» TASK TO COMPLETE
Count how many lines mention the word "family". Write that number alone.

/---

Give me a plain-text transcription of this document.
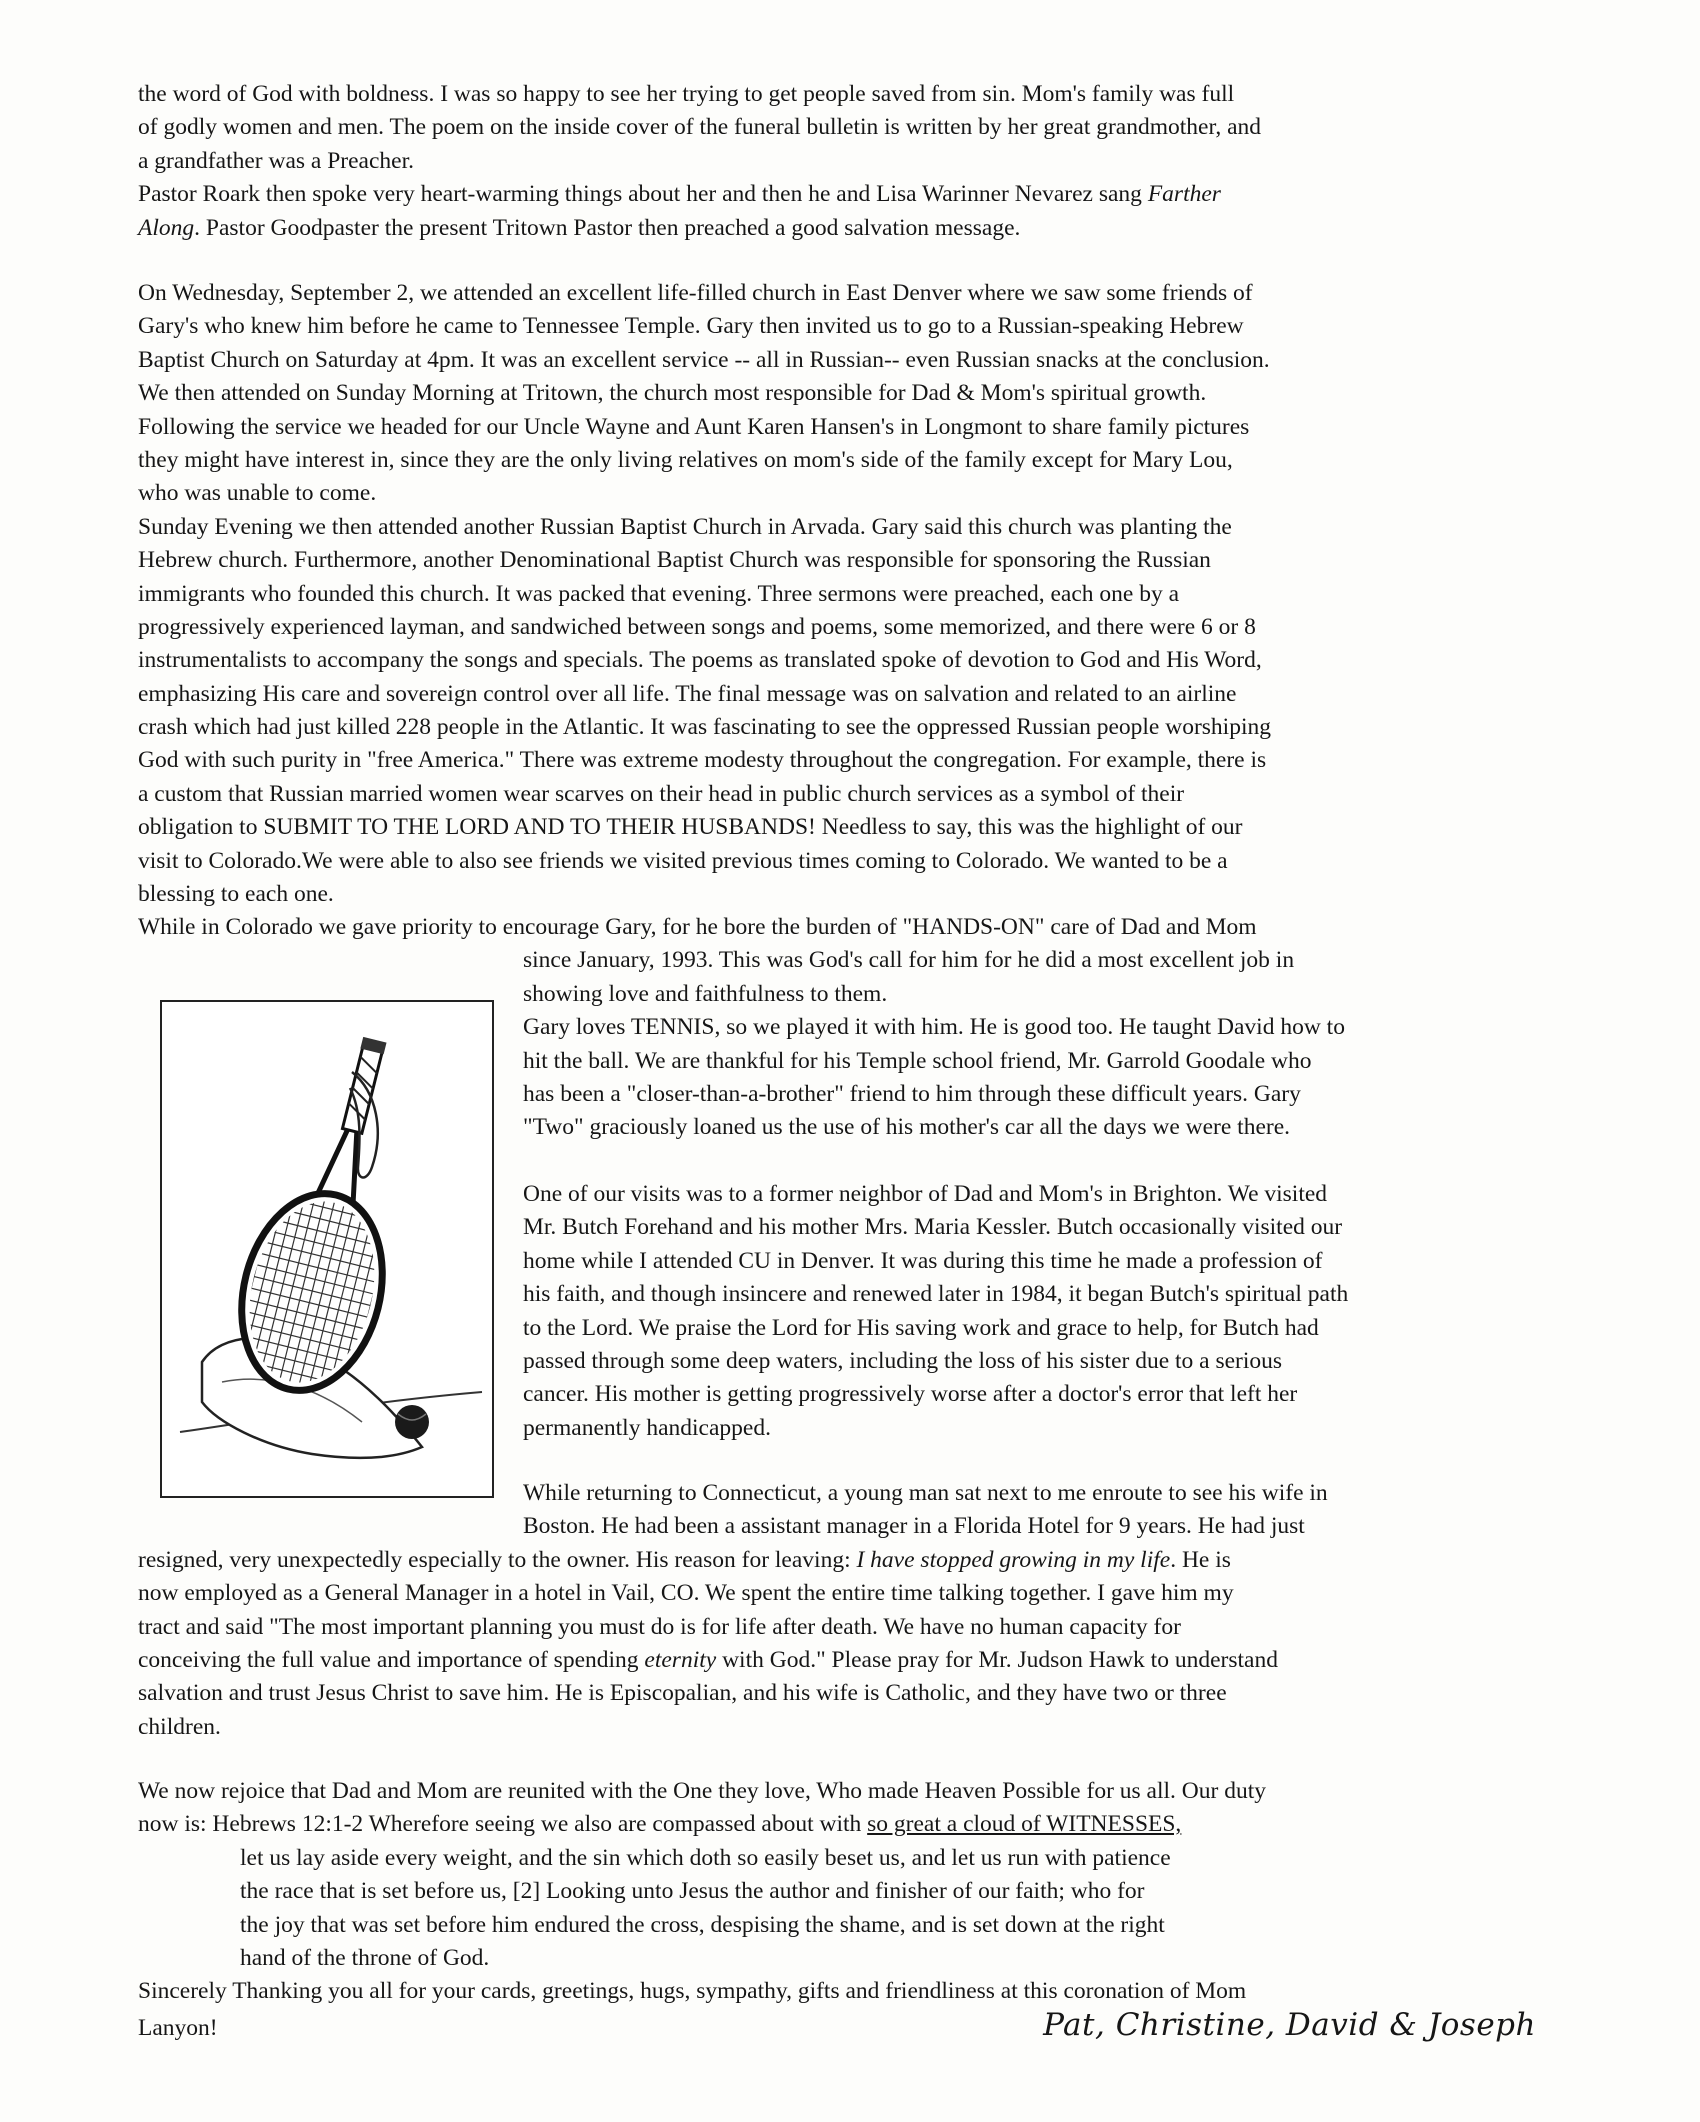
the word of God with boldness. I was so happy to see her trying to get people saved from sin. Mom's family was full
of godly women and men. The poem on the inside cover of the funeral bulletin is written by her great grandmother, and
a grandfather was a Preacher.
Pastor Roark then spoke very heart-warming things about her and then he and Lisa Warinner Nevarez sang Farther
Along. Pastor Goodpaster the present Tritown Pastor then preached a good salvation message.
On Wednesday, September 2, we attended an excellent life-filled church in East Denver where we saw some friends of
Gary's who knew him before he came to Tennessee Temple. Gary then invited us to go to a Russian-speaking Hebrew
Baptist Church on Saturday at 4pm. It was an excellent service -- all in Russian-- even Russian snacks at the conclusion.
We then attended on Sunday Morning at Tritown, the church most responsible for Dad & Mom's spiritual growth.
Following the service we headed for our Uncle Wayne and Aunt Karen Hansen's in Longmont to share family pictures
they might have interest in, since they are the only living relatives on mom's side of the family except for Mary Lou,
who was unable to come.
Sunday Evening we then attended another Russian Baptist Church in Arvada. Gary said this church was planting the
Hebrew church. Furthermore, another Denominational Baptist Church was responsible for sponsoring the Russian
immigrants who founded this church. It was packed that evening. Three sermons were preached, each one by a
progressively experienced layman, and sandwiched between songs and poems, some memorized, and there were 6 or 8
instrumentalists to accompany the songs and specials. The poems as translated spoke of devotion to God and His Word,
emphasizing His care and sovereign control over all life. The final message was on salvation and related to an airline
crash which had just killed 228 people in the Atlantic. It was fascinating to see the oppressed Russian people worshiping
God with such purity in "free America." There was extreme modesty throughout the congregation. For example, there is
a custom that Russian married women wear scarves on their head in public church services as a symbol of their
obligation to SUBMIT TO THE LORD AND TO THEIR HUSBANDS! Needless to say, this was the highlight of our
visit to Colorado.We were able to also see friends we visited previous times coming to Colorado. We wanted to be a
blessing to each one.
While in Colorado we gave priority to encourage Gary, for he bore the burden of "HANDS-ON" care of Dad and Mom
since January, 1993. This was God's call for him for he did a most excellent job in
showing love and faithfulness to them.
Gary loves TENNIS, so we played it with him. He is good too. He taught David how to
hit the ball. We are thankful for his Temple school friend, Mr. Garrold Goodale who
has been a "closer-than-a-brother" friend to him through these difficult years. Gary
"Two" graciously loaned us the use of his mother's car all the days we were there.
One of our visits was to a former neighbor of Dad and Mom's in Brighton. We visited
Mr. Butch Forehand and his mother Mrs. Maria Kessler. Butch occasionally visited our
home while I attended CU in Denver. It was during this time he made a profession of
his faith, and though insincere and renewed later in 1984, it began Butch's spiritual path
to the Lord. We praise the Lord for His saving work and grace to help, for Butch had
passed through some deep waters, including the loss of his sister due to a serious
cancer. His mother is getting progressively worse after a doctor's error that left her
permanently handicapped.
While returning to Connecticut, a young man sat next to me enroute to see his wife in
Boston. He had been a assistant manager in a Florida Hotel for 9 years. He had just
resigned, very unexpectedly especially to the owner. His reason for leaving: I have stopped growing in my life. He is
now employed as a General Manager in a hotel in Vail, CO. We spent the entire time talking together. I gave him my
tract and said "The most important planning you must do is for life after death. We have no human capacity for
conceiving the full value and importance of spending eternity with God." Please pray for Mr. Judson Hawk to understand
salvation and trust Jesus Christ to save him. He is Episcopalian, and his wife is Catholic, and they have two or three
children.
We now rejoice that Dad and Mom are reunited with the One they love, Who made Heaven Possible for us all. Our duty
now is: Hebrews 12:1-2 Wherefore seeing we also are compassed about with so great a cloud of WITNESSES,
let us lay aside every weight, and the sin which doth so easily beset us, and let us run with patience
the race that is set before us, [2] Looking unto Jesus the author and finisher of our faith; who for
the joy that was set before him endured the cross, despising the shame, and is set down at the right
hand of the throne of God.
Sincerely Thanking you all for your cards, greetings, hugs, sympathy, gifts and friendliness at this coronation of Mom
Lanyon!	Pat, Christine, David & Joseph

\---

» COMPLETE ANSWER
3